Exercise prompt. From the entries below, pull out each line where "ремонт" appears.

Given information.
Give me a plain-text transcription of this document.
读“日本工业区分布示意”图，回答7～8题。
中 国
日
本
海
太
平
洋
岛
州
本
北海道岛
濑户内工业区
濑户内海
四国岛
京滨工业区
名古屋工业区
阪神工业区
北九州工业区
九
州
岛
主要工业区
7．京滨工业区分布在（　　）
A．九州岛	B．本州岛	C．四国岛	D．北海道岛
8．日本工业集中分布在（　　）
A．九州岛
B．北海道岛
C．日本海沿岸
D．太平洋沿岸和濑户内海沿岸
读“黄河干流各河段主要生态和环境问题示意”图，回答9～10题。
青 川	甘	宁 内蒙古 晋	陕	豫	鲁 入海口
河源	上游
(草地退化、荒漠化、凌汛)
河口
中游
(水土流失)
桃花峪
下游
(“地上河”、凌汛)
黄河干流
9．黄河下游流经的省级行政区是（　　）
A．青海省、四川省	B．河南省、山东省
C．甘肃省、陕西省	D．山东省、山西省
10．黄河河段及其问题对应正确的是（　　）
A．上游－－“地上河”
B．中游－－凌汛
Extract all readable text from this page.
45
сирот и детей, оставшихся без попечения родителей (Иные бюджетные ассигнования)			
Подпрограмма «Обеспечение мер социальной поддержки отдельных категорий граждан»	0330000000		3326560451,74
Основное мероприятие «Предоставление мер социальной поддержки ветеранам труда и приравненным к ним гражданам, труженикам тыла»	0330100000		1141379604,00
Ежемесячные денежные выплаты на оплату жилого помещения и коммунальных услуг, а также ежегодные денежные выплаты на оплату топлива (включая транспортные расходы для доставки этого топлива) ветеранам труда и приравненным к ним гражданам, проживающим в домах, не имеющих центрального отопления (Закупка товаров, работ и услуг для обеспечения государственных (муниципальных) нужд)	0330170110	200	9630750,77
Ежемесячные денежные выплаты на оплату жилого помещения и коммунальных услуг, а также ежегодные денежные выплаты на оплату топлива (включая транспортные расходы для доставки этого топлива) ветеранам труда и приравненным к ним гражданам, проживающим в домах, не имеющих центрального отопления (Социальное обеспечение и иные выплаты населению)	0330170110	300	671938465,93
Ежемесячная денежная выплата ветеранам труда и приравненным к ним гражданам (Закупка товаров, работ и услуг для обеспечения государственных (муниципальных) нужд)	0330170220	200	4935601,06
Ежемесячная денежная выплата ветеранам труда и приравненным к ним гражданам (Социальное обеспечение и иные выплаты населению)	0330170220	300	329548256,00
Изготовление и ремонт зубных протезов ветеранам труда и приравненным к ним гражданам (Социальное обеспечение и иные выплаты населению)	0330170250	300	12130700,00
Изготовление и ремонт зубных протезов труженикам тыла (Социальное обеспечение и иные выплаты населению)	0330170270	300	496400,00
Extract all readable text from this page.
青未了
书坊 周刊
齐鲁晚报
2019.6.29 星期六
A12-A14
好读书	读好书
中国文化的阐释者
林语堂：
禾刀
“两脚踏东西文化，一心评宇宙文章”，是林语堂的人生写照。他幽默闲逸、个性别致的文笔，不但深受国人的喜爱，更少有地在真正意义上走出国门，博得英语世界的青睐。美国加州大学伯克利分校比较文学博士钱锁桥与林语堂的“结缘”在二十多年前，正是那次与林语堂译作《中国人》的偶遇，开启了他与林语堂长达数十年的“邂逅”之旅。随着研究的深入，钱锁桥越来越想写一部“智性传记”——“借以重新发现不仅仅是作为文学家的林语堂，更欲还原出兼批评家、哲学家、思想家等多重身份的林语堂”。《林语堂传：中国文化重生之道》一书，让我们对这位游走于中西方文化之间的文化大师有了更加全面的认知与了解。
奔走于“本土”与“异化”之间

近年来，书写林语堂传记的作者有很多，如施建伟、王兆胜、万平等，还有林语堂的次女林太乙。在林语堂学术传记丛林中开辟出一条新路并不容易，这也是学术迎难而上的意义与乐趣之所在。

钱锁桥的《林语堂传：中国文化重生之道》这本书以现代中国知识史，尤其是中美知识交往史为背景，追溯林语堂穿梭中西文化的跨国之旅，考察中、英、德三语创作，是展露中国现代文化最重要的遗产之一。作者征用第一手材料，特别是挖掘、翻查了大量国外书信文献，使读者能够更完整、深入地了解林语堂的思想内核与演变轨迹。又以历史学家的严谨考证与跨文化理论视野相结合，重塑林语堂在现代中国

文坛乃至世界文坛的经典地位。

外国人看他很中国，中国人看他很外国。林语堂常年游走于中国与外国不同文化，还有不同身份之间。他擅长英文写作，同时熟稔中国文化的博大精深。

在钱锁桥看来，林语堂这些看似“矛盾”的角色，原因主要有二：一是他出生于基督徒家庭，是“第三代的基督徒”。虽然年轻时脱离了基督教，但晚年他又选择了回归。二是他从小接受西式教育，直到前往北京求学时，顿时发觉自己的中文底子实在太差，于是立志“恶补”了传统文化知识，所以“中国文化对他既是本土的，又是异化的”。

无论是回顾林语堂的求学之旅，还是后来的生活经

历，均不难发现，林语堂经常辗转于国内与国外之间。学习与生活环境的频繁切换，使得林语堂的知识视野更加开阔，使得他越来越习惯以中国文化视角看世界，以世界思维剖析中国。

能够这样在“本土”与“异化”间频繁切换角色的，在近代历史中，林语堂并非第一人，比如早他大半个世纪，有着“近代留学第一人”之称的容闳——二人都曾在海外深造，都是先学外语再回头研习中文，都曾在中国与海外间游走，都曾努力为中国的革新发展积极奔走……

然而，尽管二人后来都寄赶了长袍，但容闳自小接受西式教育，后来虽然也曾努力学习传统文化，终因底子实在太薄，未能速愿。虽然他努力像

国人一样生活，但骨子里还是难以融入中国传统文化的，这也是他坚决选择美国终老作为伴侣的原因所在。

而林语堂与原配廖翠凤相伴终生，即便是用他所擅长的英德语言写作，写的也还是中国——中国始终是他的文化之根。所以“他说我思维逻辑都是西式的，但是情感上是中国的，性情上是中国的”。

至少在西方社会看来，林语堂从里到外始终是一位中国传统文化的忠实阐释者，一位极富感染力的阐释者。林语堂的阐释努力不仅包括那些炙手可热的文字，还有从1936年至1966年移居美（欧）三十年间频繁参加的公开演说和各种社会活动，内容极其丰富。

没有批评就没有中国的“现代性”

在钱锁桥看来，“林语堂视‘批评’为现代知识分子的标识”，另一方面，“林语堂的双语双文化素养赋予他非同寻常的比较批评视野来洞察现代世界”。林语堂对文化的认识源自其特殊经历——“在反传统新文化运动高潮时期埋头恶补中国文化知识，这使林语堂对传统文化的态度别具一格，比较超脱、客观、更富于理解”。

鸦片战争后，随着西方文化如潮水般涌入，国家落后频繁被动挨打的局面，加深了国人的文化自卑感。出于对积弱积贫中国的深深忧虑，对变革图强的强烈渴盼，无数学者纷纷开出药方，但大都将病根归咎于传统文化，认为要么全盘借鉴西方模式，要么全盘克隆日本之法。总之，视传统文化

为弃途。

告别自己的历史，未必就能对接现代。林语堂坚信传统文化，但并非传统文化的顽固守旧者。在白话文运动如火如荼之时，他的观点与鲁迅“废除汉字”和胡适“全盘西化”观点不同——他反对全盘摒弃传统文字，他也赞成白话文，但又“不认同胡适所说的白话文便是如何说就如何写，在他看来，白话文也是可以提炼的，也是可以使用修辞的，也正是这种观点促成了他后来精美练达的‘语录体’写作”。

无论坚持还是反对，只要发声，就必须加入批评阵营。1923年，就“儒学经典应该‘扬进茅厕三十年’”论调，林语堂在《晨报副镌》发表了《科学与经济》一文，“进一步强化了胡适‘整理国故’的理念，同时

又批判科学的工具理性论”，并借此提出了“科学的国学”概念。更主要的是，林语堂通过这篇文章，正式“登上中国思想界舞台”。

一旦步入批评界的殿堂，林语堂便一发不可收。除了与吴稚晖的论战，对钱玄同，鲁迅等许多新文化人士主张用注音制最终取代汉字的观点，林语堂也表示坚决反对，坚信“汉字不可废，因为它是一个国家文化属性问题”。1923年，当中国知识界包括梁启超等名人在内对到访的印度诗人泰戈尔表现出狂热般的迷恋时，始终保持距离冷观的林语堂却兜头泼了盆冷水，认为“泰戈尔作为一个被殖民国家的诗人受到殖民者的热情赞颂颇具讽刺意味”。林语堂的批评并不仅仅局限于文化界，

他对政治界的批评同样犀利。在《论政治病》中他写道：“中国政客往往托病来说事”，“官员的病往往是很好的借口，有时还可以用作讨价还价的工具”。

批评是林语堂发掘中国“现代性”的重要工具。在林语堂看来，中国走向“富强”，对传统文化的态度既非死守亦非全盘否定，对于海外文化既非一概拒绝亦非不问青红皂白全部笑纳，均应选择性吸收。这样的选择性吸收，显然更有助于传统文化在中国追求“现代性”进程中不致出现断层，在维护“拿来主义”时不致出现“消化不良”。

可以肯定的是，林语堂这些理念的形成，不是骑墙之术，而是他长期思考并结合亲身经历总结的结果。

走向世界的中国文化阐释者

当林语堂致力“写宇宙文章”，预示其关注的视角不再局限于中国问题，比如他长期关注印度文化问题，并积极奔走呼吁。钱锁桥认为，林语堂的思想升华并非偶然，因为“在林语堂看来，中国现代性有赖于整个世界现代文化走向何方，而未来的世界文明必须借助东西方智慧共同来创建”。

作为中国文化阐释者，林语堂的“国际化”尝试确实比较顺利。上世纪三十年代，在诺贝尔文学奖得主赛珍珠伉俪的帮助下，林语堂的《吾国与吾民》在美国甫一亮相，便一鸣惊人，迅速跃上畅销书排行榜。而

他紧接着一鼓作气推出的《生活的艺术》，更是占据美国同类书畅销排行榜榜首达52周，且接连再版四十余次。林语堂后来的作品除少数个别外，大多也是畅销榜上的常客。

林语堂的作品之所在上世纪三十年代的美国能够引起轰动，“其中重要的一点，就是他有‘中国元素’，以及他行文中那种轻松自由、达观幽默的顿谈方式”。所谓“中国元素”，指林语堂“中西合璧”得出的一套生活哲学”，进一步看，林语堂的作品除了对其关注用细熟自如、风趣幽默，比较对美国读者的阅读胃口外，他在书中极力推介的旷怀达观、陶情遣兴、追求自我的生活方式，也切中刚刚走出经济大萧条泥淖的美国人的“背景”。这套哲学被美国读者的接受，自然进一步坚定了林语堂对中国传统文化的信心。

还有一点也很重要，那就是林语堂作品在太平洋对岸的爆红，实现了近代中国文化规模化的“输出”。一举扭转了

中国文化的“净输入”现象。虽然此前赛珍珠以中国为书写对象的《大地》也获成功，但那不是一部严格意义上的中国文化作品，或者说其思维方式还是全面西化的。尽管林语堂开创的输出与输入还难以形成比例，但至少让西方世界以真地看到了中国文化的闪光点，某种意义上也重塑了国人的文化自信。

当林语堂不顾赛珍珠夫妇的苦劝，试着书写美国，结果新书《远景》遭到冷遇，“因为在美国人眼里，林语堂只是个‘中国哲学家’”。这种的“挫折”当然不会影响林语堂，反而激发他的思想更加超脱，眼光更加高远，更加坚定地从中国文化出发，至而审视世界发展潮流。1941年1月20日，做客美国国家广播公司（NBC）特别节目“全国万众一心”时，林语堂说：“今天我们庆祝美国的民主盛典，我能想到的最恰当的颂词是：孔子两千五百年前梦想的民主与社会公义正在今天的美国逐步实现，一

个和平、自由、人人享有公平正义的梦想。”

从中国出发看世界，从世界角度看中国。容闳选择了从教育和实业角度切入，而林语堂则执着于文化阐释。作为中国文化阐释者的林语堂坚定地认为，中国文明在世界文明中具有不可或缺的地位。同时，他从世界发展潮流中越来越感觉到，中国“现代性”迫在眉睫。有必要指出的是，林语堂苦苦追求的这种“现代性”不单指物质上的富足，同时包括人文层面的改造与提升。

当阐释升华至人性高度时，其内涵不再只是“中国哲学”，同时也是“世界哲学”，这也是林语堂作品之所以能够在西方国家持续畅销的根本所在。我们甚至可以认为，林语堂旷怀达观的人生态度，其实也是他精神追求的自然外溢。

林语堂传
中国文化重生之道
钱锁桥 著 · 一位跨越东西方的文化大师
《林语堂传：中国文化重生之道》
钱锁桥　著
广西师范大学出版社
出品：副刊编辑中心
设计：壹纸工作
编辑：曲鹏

Response to this task.
Изготовление и ремонт зубных протезов ветеранам труда и приравненным к ним гражданам (Социальное обеспечение и иные выплаты населению)	0330170250	300	12130700,00
Изготовление и ремонт зубных протезов труженикам тыла (Социальное обеспечение и иные выплаты населению)	0330170270	300	496400,00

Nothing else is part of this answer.